---- Records shown

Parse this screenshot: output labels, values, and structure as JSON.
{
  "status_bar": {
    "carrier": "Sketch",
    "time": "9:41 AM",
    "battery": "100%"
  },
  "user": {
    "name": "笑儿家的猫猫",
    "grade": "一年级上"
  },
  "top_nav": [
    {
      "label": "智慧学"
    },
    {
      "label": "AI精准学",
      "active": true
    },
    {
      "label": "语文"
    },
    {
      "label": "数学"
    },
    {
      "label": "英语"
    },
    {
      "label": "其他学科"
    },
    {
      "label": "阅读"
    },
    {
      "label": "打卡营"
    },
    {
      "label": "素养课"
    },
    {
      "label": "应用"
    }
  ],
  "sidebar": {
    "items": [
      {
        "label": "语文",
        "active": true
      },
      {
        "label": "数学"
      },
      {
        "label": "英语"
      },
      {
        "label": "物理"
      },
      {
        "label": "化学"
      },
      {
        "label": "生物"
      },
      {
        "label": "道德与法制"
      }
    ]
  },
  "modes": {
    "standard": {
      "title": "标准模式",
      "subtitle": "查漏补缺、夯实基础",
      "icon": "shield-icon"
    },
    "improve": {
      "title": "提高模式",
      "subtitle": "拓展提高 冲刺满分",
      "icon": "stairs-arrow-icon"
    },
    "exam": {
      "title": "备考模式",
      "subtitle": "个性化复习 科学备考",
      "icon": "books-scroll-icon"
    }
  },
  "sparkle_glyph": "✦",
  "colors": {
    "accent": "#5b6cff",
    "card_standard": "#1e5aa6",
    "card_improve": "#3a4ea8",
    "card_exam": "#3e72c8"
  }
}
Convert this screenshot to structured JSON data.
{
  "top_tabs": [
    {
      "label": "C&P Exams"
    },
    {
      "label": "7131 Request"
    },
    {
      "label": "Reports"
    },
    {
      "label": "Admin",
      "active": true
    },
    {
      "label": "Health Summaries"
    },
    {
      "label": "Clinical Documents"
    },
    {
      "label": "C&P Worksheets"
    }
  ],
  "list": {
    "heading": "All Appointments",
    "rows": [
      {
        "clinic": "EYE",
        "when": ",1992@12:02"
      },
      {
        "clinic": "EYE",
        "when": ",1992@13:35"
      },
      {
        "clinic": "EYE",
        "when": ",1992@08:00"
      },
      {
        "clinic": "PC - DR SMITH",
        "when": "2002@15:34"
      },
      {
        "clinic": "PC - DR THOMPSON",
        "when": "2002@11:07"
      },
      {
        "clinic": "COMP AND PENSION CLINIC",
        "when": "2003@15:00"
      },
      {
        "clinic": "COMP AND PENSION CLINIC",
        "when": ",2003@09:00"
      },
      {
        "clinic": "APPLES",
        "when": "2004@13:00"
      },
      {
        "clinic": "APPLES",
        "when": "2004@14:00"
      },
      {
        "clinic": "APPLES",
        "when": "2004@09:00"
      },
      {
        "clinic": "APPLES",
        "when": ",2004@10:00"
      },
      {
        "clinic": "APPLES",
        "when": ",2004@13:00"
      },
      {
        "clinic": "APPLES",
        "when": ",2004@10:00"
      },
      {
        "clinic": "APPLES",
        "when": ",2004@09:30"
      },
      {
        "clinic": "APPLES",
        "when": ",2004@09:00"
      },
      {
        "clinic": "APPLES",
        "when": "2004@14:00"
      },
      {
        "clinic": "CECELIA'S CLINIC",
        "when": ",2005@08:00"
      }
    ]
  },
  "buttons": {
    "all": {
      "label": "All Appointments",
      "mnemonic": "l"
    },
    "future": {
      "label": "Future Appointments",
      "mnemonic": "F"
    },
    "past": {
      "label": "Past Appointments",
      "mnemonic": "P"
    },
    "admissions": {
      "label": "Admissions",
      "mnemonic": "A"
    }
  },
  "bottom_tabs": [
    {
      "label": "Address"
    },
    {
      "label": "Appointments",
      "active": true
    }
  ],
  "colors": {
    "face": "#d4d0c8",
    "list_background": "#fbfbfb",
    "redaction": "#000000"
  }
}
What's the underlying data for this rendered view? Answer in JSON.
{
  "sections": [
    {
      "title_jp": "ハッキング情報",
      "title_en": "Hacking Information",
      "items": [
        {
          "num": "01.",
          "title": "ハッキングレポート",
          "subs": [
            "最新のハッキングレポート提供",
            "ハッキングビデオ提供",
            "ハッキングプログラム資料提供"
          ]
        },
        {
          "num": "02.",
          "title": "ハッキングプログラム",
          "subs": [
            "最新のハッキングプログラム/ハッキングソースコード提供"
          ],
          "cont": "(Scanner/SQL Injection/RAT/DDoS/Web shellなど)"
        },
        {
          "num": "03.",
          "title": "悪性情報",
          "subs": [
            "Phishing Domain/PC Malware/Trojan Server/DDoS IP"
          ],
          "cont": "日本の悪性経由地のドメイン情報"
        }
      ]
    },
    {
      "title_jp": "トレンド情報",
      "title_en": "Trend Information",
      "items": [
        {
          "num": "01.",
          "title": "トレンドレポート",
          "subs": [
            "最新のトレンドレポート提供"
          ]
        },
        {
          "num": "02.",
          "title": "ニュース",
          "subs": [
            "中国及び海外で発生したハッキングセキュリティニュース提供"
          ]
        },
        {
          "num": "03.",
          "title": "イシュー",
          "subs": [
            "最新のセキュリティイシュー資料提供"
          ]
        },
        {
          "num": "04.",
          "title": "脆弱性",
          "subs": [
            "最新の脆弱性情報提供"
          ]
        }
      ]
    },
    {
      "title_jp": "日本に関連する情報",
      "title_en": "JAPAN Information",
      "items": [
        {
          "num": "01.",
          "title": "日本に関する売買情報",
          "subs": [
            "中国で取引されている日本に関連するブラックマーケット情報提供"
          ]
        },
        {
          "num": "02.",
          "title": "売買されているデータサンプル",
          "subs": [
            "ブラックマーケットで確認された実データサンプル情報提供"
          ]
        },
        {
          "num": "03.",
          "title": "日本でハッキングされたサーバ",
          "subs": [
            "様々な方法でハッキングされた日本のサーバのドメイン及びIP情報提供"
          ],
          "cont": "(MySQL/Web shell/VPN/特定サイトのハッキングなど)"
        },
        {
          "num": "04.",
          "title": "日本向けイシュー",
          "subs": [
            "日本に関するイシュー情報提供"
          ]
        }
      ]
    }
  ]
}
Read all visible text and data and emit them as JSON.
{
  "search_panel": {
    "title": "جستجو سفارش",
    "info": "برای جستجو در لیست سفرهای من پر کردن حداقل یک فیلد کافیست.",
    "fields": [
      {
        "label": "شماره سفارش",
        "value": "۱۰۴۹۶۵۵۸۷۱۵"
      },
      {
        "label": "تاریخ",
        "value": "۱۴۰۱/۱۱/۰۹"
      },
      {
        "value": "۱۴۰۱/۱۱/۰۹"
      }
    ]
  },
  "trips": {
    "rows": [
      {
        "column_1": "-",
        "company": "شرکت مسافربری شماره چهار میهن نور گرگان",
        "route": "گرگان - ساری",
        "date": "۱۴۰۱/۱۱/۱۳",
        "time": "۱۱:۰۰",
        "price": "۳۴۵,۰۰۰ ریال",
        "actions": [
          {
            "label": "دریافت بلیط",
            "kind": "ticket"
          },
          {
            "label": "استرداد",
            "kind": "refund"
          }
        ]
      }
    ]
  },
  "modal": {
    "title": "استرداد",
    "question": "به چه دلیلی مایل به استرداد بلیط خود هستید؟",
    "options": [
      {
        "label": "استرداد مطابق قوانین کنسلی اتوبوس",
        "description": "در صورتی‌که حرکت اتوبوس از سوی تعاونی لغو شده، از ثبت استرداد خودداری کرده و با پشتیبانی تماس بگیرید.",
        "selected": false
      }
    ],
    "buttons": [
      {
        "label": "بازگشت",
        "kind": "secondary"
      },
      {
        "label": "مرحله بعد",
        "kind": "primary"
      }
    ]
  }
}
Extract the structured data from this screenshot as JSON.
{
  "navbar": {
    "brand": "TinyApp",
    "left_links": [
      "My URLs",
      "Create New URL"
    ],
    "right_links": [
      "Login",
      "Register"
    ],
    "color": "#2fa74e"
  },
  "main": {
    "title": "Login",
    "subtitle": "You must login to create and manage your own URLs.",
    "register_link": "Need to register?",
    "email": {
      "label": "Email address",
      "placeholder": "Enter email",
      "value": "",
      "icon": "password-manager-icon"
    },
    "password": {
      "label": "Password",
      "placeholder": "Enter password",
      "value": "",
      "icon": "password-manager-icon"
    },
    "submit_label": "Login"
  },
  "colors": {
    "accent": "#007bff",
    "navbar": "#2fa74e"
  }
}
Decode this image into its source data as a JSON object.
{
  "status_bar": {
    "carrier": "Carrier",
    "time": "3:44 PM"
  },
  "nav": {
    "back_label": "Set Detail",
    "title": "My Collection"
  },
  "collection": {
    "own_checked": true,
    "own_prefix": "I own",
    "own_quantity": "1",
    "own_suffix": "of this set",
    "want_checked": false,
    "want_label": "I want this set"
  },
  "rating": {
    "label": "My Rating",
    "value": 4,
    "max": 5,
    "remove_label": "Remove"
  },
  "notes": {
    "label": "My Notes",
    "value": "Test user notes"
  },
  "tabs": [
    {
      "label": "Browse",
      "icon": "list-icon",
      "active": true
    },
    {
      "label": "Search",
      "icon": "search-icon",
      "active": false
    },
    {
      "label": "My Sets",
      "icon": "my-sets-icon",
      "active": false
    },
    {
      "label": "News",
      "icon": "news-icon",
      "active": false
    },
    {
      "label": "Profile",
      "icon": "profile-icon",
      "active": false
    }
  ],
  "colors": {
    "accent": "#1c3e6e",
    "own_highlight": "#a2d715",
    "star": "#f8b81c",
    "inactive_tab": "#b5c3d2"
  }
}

--------

Goal: Determine how many lines of the entries above carry the string "اتوبوس", and give that number alone.

Expected output: 2